THE REQUEST
In the entries below, count every line with the word "text". Return only the count.
====== DATASET ENTRIES
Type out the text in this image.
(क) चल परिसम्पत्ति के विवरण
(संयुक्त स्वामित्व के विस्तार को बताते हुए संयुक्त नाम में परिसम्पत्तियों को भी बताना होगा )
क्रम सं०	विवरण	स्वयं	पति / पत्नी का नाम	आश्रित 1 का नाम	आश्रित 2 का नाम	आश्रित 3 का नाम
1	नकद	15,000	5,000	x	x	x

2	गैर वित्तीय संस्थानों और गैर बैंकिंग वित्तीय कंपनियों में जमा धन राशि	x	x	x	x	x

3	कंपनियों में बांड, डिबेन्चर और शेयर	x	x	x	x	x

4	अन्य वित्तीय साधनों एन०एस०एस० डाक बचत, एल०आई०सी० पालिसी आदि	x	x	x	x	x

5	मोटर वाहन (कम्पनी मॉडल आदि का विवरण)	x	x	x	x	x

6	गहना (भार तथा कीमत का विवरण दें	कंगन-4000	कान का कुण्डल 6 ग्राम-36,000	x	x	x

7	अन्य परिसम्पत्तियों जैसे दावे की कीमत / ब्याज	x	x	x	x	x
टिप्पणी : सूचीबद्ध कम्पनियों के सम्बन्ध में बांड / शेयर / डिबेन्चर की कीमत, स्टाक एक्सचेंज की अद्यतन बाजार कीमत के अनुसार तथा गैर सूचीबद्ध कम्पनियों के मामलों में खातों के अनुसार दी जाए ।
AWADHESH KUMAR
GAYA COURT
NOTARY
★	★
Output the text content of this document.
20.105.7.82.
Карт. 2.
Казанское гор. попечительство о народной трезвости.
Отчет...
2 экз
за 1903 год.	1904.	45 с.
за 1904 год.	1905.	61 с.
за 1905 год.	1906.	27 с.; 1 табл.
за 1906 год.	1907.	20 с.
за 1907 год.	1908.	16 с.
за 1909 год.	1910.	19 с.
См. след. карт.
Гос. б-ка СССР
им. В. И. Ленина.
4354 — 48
============
PROBLEM SOLUTION
2